WHAT THE EXERCISE ASKS: Find the lines holding "subtitle" and copy them.

GIVEN INFORMATION:
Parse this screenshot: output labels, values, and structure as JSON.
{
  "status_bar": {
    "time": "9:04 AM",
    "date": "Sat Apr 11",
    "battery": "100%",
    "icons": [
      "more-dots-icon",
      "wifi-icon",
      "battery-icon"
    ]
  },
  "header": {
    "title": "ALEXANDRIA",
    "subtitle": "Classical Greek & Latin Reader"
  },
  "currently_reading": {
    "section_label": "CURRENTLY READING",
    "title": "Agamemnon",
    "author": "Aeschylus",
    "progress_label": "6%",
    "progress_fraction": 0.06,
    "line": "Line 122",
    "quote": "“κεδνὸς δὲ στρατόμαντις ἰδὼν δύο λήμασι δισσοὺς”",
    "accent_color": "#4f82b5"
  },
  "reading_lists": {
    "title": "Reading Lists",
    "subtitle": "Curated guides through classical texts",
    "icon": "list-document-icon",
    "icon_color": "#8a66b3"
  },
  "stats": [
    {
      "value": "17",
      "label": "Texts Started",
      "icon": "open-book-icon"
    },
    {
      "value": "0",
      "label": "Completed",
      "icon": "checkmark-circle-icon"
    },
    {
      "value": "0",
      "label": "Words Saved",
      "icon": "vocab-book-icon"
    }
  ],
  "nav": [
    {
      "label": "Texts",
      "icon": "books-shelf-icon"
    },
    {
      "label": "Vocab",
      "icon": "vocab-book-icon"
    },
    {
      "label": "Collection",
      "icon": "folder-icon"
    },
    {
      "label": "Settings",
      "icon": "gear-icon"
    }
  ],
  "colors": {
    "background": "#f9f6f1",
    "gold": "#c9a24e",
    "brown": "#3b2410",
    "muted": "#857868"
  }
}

THE RESULT:
    "subtitle": "Classical Greek & Latin Reader"
    "subtitle": "Curated guides through classical texts",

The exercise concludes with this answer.